[Dataset listings of figures]
Begin
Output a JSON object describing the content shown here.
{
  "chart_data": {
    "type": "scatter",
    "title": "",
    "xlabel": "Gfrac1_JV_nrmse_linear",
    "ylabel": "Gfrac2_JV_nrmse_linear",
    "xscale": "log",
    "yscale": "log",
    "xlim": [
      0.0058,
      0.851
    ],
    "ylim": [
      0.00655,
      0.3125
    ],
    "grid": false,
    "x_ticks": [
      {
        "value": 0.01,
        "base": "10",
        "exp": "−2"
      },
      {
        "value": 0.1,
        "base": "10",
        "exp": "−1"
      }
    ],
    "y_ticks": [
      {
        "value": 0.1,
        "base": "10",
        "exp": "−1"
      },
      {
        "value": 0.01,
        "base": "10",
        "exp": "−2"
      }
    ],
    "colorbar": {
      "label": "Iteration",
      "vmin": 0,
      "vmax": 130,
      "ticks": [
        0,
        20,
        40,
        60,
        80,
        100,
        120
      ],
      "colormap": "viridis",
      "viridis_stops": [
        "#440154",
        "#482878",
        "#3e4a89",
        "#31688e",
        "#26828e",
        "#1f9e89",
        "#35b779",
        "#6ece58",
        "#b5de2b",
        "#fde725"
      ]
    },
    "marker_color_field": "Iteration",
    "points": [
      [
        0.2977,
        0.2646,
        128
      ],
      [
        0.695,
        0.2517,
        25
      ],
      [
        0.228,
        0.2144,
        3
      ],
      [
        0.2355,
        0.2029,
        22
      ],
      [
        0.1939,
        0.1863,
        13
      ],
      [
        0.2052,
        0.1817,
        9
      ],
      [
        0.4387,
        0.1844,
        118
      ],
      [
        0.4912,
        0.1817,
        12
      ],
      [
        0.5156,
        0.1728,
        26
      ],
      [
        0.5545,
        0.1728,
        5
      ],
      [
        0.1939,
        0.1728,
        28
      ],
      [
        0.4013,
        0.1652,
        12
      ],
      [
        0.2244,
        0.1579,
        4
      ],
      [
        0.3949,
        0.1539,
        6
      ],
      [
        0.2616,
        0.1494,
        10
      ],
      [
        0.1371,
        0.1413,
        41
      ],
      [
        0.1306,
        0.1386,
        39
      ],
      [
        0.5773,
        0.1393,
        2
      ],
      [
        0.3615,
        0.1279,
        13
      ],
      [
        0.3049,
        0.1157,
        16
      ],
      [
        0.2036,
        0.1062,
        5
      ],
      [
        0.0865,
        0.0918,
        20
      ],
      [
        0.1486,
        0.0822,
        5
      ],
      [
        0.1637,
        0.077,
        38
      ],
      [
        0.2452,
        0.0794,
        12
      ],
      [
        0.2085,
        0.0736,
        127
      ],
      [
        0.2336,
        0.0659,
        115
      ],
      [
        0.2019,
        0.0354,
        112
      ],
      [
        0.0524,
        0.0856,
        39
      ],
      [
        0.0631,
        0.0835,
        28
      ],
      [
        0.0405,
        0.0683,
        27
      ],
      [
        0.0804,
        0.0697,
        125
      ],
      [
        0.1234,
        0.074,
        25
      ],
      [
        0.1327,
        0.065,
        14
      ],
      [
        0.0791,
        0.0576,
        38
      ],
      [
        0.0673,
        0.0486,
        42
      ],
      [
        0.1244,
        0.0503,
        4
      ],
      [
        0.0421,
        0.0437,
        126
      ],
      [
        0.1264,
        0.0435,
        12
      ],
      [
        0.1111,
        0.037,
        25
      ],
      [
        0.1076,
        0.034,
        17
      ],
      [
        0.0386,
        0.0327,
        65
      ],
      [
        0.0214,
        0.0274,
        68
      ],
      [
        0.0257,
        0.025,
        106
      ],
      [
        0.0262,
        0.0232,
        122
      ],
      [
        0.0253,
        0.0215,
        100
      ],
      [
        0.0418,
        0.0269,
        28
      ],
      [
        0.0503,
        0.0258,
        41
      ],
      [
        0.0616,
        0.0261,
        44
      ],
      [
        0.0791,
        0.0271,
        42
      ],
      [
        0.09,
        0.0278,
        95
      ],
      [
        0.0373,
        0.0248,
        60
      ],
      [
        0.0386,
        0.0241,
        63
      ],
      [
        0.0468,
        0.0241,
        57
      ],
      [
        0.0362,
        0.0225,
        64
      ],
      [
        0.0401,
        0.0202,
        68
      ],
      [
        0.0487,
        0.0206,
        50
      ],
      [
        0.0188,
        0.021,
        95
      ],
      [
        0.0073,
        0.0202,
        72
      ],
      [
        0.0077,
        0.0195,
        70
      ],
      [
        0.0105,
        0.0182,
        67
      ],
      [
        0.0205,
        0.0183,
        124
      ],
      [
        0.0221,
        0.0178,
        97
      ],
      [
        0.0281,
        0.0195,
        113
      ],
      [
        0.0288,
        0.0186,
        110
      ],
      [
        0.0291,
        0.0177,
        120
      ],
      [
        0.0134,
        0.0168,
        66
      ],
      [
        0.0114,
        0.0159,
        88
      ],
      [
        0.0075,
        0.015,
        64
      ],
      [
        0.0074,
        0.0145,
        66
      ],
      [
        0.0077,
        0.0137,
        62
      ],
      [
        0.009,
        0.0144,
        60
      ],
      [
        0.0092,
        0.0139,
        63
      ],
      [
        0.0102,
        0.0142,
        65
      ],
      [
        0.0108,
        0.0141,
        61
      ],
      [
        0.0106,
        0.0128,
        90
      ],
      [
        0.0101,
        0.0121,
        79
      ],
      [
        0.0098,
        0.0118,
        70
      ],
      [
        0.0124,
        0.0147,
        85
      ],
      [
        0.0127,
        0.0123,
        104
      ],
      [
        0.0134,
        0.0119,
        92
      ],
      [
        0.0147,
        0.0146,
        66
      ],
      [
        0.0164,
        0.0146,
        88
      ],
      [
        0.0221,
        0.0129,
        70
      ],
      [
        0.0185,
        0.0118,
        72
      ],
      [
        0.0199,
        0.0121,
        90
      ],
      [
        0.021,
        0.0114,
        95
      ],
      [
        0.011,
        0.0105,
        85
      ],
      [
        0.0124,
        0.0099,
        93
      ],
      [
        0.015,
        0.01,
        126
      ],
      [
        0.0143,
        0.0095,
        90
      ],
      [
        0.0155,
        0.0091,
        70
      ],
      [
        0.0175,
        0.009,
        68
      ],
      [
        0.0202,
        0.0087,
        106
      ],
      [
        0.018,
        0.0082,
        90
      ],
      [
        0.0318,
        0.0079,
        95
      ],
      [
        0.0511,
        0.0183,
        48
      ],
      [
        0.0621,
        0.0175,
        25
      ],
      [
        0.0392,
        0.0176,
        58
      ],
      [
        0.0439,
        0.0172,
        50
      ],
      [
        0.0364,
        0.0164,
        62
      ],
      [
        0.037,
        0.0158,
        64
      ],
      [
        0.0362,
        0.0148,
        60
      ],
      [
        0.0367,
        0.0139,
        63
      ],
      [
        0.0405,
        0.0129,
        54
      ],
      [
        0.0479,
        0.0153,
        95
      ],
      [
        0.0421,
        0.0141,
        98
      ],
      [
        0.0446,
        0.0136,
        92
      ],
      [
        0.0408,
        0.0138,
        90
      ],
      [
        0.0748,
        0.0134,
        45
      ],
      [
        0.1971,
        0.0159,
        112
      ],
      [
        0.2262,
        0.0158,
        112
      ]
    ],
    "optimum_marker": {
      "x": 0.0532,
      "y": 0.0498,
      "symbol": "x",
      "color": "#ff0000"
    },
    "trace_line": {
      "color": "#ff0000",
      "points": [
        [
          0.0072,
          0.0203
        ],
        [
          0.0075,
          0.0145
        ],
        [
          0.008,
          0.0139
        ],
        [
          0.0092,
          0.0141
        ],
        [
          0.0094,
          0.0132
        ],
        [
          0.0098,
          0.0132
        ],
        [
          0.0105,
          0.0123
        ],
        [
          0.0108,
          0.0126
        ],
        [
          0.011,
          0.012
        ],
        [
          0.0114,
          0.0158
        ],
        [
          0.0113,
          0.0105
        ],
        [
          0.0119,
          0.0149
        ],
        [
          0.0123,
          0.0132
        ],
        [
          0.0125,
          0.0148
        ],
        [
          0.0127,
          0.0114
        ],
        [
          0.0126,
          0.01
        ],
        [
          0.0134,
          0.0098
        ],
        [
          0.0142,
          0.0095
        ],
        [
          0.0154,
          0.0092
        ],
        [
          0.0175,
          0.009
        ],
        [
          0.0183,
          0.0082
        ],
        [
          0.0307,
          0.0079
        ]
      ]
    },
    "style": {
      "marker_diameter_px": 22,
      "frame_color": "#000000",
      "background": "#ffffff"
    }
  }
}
End
Extract from the data every line where "Iteration" shows up.

      "label": "Iteration",
    "marker_color_field": "Iteration",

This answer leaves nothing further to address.